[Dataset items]
┌──

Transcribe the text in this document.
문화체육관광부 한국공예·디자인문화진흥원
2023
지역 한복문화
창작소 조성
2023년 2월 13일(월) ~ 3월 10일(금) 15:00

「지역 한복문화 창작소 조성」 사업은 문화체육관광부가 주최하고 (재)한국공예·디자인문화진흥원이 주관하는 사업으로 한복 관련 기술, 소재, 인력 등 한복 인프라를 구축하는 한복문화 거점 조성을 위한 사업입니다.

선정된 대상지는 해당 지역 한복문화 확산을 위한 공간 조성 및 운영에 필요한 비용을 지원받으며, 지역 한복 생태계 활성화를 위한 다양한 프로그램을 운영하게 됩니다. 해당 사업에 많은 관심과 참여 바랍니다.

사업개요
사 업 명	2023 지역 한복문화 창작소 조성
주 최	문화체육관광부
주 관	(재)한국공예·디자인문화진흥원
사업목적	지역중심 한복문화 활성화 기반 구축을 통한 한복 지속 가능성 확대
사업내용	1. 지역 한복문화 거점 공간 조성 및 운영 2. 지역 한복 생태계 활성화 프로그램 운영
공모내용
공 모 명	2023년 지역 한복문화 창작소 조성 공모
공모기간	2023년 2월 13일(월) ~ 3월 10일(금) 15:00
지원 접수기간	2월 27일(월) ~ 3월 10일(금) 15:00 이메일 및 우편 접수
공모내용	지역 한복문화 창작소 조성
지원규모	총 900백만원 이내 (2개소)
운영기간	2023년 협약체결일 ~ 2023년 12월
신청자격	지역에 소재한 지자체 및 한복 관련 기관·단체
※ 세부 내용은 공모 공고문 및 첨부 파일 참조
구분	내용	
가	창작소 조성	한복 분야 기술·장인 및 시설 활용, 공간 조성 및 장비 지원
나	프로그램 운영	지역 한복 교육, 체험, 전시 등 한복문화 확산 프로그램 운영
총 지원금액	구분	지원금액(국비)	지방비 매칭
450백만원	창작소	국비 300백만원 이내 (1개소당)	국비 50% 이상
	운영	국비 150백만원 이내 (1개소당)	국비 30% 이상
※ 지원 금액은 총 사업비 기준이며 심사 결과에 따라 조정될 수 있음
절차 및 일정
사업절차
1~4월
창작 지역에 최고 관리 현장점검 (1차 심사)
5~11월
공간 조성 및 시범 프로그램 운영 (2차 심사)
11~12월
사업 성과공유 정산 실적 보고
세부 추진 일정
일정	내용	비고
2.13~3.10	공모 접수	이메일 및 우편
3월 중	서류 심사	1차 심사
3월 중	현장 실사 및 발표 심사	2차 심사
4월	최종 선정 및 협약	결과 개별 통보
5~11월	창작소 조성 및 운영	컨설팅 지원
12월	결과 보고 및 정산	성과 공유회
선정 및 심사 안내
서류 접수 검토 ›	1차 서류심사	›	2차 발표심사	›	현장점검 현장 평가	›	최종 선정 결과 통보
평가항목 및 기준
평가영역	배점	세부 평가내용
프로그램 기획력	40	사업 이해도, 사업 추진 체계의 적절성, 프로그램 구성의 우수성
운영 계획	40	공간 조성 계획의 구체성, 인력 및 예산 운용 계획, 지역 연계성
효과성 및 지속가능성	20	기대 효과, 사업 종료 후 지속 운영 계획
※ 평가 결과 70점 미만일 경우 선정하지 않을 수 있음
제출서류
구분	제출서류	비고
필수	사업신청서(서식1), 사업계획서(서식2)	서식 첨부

└──

▶ [DIRECTIONS FOR THIS TASK]: Reproduce the records word for word.

▶ [SOLUTION TO THE PROBLEM]:
Transcribe the text in this document.
문화체육관광부 한국공예·디자인문화진흥원
2023
지역 한복문화
창작소 조성
2023년 2월 13일(월) ~ 3월 10일(금) 15:00

「지역 한복문화 창작소 조성」 사업은 문화체육관광부가 주최하고 (재)한국공예·디자인문화진흥원이 주관하는 사업으로 한복 관련 기술, 소재, 인력 등 한복 인프라를 구축하는 한복문화 거점 조성을 위한 사업입니다.

선정된 대상지는 해당 지역 한복문화 확산을 위한 공간 조성 및 운영에 필요한 비용을 지원받으며, 지역 한복 생태계 활성화를 위한 다양한 프로그램을 운영하게 됩니다. 해당 사업에 많은 관심과 참여 바랍니다.

사업개요
사 업 명	2023 지역 한복문화 창작소 조성
주 최	문화체육관광부
주 관	(재)한국공예·디자인문화진흥원
사업목적	지역중심 한복문화 활성화 기반 구축을 통한 한복 지속 가능성 확대
사업내용	1. 지역 한복문화 거점 공간 조성 및 운영 2. 지역 한복 생태계 활성화 프로그램 운영
공모내용
공 모 명	2023년 지역 한복문화 창작소 조성 공모
공모기간	2023년 2월 13일(월) ~ 3월 10일(금) 15:00
지원 접수기간	2월 27일(월) ~ 3월 10일(금) 15:00 이메일 및 우편 접수
공모내용	지역 한복문화 창작소 조성
지원규모	총 900백만원 이내 (2개소)
운영기간	2023년 협약체결일 ~ 2023년 12월
신청자격	지역에 소재한 지자체 및 한복 관련 기관·단체
※ 세부 내용은 공모 공고문 및 첨부 파일 참조
구분	내용	
가	창작소 조성	한복 분야 기술·장인 및 시설 활용, 공간 조성 및 장비 지원
나	프로그램 운영	지역 한복 교육, 체험, 전시 등 한복문화 확산 프로그램 운영
총 지원금액	구분	지원금액(국비)	지방비 매칭
450백만원	창작소	국비 300백만원 이내 (1개소당)	국비 50% 이상
	운영	국비 150백만원 이내 (1개소당)	국비 30% 이상
※ 지원 금액은 총 사업비 기준이며 심사 결과에 따라 조정될 수 있음
절차 및 일정
사업절차
1~4월
창작 지역에 최고 관리 현장점검 (1차 심사)
5~11월
공간 조성 및 시범 프로그램 운영 (2차 심사)
11~12월
사업 성과공유 정산 실적 보고
세부 추진 일정
일정	내용	비고
2.13~3.10	공모 접수	이메일 및 우편
3월 중	서류 심사	1차 심사
3월 중	현장 실사 및 발표 심사	2차 심사
4월	최종 선정 및 협약	결과 개별 통보
5~11월	창작소 조성 및 운영	컨설팅 지원
12월	결과 보고 및 정산	성과 공유회
선정 및 심사 안내
서류 접수 검토 ›	1차 서류심사	›	2차 발표심사	›	현장점검 현장 평가	›	최종 선정 결과 통보
평가항목 및 기준
평가영역	배점	세부 평가내용
프로그램 기획력	40	사업 이해도, 사업 추진 체계의 적절성, 프로그램 구성의 우수성
운영 계획	40	공간 조성 계획의 구체성, 인력 및 예산 운용 계획, 지역 연계성
효과성 및 지속가능성	20	기대 효과, 사업 종료 후 지속 운영 계획
※ 평가 결과 70점 미만일 경우 선정하지 않을 수 있음
제출서류
구분	제출서류	비고
필수	사업신청서(서식1), 사업계획서(서식2)	서식 첨부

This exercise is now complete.